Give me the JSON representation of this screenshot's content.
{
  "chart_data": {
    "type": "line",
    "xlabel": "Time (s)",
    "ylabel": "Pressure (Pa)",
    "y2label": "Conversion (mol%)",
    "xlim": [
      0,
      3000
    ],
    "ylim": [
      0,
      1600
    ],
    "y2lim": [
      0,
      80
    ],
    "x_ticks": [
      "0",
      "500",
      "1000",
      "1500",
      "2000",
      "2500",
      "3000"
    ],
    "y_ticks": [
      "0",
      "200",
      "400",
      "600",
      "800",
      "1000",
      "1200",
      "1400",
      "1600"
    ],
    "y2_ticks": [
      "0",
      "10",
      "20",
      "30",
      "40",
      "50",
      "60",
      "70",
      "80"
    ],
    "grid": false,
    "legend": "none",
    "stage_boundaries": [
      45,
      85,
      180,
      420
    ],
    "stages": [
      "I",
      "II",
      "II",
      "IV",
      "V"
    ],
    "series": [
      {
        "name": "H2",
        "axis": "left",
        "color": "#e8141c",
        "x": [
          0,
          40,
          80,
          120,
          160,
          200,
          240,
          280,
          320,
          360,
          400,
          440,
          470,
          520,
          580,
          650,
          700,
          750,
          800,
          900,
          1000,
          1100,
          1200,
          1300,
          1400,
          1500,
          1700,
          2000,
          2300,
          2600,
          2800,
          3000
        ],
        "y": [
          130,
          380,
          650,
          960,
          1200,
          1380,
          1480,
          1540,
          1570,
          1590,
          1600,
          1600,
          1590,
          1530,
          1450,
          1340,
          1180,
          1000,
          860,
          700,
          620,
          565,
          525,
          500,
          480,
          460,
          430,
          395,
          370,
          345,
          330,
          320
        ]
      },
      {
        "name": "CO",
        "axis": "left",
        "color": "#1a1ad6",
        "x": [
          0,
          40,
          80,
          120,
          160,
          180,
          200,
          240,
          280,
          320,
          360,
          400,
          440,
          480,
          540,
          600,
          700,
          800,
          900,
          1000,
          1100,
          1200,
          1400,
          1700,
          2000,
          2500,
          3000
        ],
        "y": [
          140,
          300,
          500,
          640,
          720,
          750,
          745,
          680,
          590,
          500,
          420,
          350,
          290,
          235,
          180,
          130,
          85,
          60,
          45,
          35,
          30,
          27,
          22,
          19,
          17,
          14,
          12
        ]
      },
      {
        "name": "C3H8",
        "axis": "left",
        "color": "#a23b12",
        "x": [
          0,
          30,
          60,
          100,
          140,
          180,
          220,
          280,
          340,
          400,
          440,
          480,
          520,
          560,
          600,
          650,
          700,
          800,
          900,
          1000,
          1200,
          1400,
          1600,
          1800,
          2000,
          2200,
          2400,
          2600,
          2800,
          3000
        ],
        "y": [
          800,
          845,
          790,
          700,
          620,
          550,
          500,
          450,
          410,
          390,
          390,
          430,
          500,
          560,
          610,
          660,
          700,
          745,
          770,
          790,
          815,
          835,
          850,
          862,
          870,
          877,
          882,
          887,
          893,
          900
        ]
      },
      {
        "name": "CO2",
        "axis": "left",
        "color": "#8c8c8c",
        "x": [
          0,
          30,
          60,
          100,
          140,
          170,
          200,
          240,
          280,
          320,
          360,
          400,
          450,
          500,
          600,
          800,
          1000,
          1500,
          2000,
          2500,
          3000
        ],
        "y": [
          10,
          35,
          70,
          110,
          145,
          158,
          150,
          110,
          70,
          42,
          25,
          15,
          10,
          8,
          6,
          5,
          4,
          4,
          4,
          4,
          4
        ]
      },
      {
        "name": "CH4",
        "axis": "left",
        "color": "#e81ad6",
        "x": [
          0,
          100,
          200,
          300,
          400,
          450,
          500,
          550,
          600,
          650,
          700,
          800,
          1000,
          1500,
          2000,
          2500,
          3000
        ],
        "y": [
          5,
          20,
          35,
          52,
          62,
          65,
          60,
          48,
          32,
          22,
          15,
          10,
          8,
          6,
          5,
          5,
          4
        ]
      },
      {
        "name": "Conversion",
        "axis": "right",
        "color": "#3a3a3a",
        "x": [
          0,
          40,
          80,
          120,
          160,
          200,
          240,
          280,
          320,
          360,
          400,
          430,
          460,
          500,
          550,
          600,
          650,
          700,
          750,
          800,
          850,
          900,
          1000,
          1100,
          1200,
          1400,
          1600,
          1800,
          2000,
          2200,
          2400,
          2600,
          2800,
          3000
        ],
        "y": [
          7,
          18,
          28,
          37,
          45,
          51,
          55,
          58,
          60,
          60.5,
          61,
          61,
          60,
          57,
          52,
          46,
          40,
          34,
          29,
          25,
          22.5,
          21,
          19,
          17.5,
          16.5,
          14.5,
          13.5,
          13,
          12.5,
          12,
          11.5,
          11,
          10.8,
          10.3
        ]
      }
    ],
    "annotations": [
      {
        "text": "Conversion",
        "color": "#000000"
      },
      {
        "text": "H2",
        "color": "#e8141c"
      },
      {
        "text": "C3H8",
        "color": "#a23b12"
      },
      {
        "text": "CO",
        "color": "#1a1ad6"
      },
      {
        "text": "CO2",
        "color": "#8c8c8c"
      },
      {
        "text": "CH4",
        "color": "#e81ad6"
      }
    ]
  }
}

● TASK TO COMPLETE: Retype all the material above precisely, with no line left out.

● SOLUTION TO THIS EXERCISE:
Give me the JSON representation of this screenshot's content.
{
  "chart_data": {
    "type": "line",
    "xlabel": "Time (s)",
    "ylabel": "Pressure (Pa)",
    "y2label": "Conversion (mol%)",
    "xlim": [
      0,
      3000
    ],
    "ylim": [
      0,
      1600
    ],
    "y2lim": [
      0,
      80
    ],
    "x_ticks": [
      "0",
      "500",
      "1000",
      "1500",
      "2000",
      "2500",
      "3000"
    ],
    "y_ticks": [
      "0",
      "200",
      "400",
      "600",
      "800",
      "1000",
      "1200",
      "1400",
      "1600"
    ],
    "y2_ticks": [
      "0",
      "10",
      "20",
      "30",
      "40",
      "50",
      "60",
      "70",
      "80"
    ],
    "grid": false,
    "legend": "none",
    "stage_boundaries": [
      45,
      85,
      180,
      420
    ],
    "stages": [
      "I",
      "II",
      "II",
      "IV",
      "V"
    ],
    "series": [
      {
        "name": "H2",
        "axis": "left",
        "color": "#e8141c",
        "x": [
          0,
          40,
          80,
          120,
          160,
          200,
          240,
          280,
          320,
          360,
          400,
          440,
          470,
          520,
          580,
          650,
          700,
          750,
          800,
          900,
          1000,
          1100,
          1200,
          1300,
          1400,
          1500,
          1700,
          2000,
          2300,
          2600,
          2800,
          3000
        ],
        "y": [
          130,
          380,
          650,
          960,
          1200,
          1380,
          1480,
          1540,
          1570,
          1590,
          1600,
          1600,
          1590,
          1530,
          1450,
          1340,
          1180,
          1000,
          860,
          700,
          620,
          565,
          525,
          500,
          480,
          460,
          430,
          395,
          370,
          345,
          330,
          320
        ]
      },
      {
        "name": "CO",
        "axis": "left",
        "color": "#1a1ad6",
        "x": [
          0,
          40,
          80,
          120,
          160,
          180,
          200,
          240,
          280,
          320,
          360,
          400,
          440,
          480,
          540,
          600,
          700,
          800,
          900,
          1000,
          1100,
          1200,
          1400,
          1700,
          2000,
          2500,
          3000
        ],
        "y": [
          140,
          300,
          500,
          640,
          720,
          750,
          745,
          680,
          590,
          500,
          420,
          350,
          290,
          235,
          180,
          130,
          85,
          60,
          45,
          35,
          30,
          27,
          22,
          19,
          17,
          14,
          12
        ]
      },
      {
        "name": "C3H8",
        "axis": "left",
        "color": "#a23b12",
        "x": [
          0,
          30,
          60,
          100,
          140,
          180,
          220,
          280,
          340,
          400,
          440,
          480,
          520,
          560,
          600,
          650,
          700,
          800,
          900,
          1000,
          1200,
          1400,
          1600,
          1800,
          2000,
          2200,
          2400,
          2600,
          2800,
          3000
        ],
        "y": [
          800,
          845,
          790,
          700,
          620,
          550,
          500,
          450,
          410,
          390,
          390,
          430,
          500,
          560,
          610,
          660,
          700,
          745,
          770,
          790,
          815,
          835,
          850,
          862,
          870,
          877,
          882,
          887,
          893,
          900
        ]
      },
      {
        "name": "CO2",
        "axis": "left",
        "color": "#8c8c8c",
        "x": [
          0,
          30,
          60,
          100,
          140,
          170,
          200,
          240,
          280,
          320,
          360,
          400,
          450,
          500,
          600,
          800,
          1000,
          1500,
          2000,
          2500,
          3000
        ],
        "y": [
          10,
          35,
          70,
          110,
          145,
          158,
          150,
          110,
          70,
          42,
          25,
          15,
          10,
          8,
          6,
          5,
          4,
          4,
          4,
          4,
          4
        ]
      },
      {
        "name": "CH4",
        "axis": "left",
        "color": "#e81ad6",
        "x": [
          0,
          100,
          200,
          300,
          400,
          450,
          500,
          550,
          600,
          650,
          700,
          800,
          1000,
          1500,
          2000,
          2500,
          3000
        ],
        "y": [
          5,
          20,
          35,
          52,
          62,
          65,
          60,
          48,
          32,
          22,
          15,
          10,
          8,
          6,
          5,
          5,
          4
        ]
      },
      {
        "name": "Conversion",
        "axis": "right",
        "color": "#3a3a3a",
        "x": [
          0,
          40,
          80,
          120,
          160,
          200,
          240,
          280,
          320,
          360,
          400,
          430,
          460,
          500,
          550,
          600,
          650,
          700,
          750,
          800,
          850,
          900,
          1000,
          1100,
          1200,
          1400,
          1600,
          1800,
          2000,
          2200,
          2400,
          2600,
          2800,
          3000
        ],
        "y": [
          7,
          18,
          28,
          37,
          45,
          51,
          55,
          58,
          60,
          60.5,
          61,
          61,
          60,
          57,
          52,
          46,
          40,
          34,
          29,
          25,
          22.5,
          21,
          19,
          17.5,
          16.5,
          14.5,
          13.5,
          13,
          12.5,
          12,
          11.5,
          11,
          10.8,
          10.3
        ]
      }
    ],
    "annotations": [
      {
        "text": "Conversion",
        "color": "#000000"
      },
      {
        "text": "H2",
        "color": "#e8141c"
      },
      {
        "text": "C3H8",
        "color": "#a23b12"
      },
      {
        "text": "CO",
        "color": "#1a1ad6"
      },
      {
        "text": "CO2",
        "color": "#8c8c8c"
      },
      {
        "text": "CH4",
        "color": "#e81ad6"
      }
    ]
  }
}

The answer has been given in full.